=== Extracted information ===
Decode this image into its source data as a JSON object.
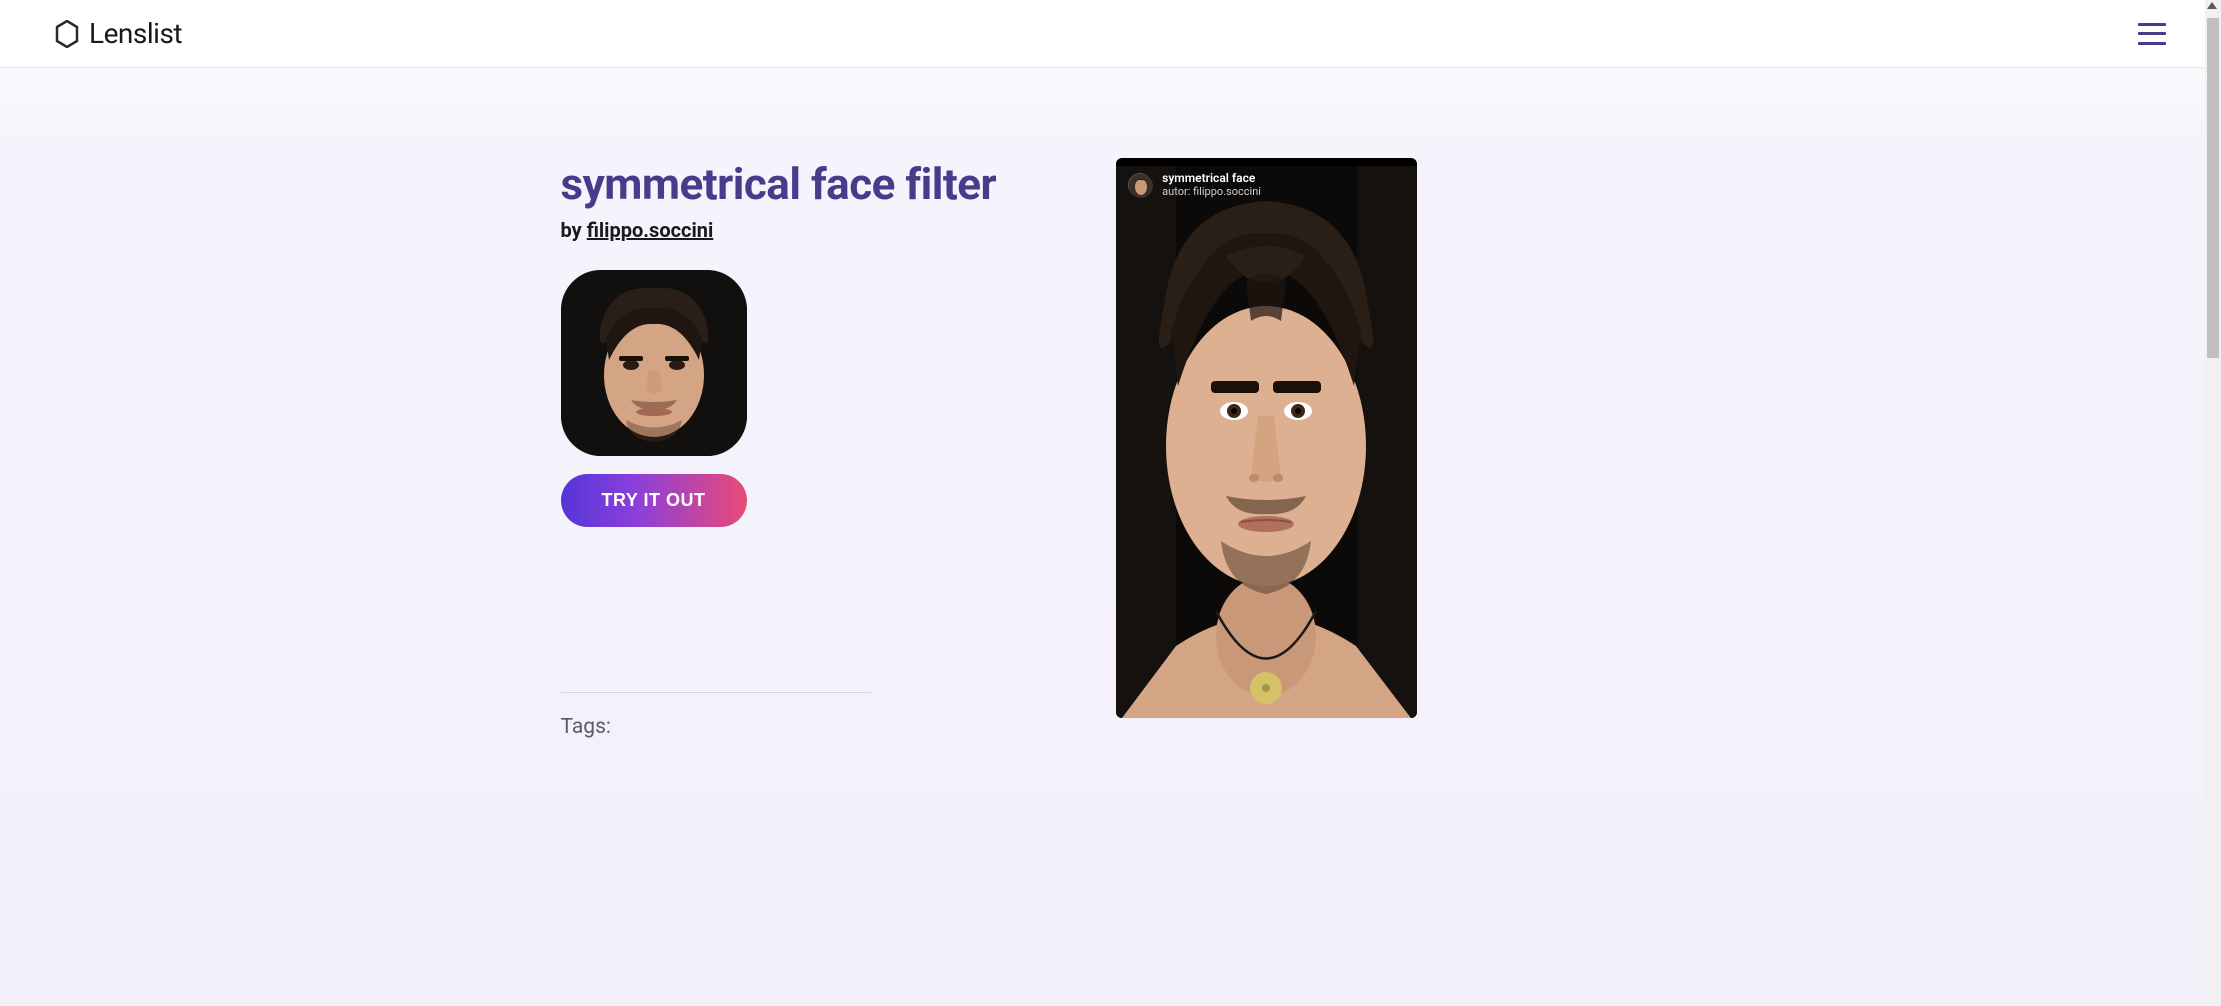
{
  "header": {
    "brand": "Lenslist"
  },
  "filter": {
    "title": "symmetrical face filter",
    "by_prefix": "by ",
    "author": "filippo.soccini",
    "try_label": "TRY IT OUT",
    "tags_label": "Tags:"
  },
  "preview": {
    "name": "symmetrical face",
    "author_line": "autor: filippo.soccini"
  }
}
===
Goal: Transcribe every record above exactly, leaving out the pictures.

Response below:
Decode this image into its source data as a JSON object.
{
  "header": {
    "brand": "Lenslist"
  },
  "filter": {
    "title": "symmetrical face filter",
    "by_prefix": "by ",
    "author": "filippo.soccini",
    "try_label": "TRY IT OUT",
    "tags_label": "Tags:"
  },
  "preview": {
    "name": "symmetrical face",
    "author_line": "autor: filippo.soccini"
  }
}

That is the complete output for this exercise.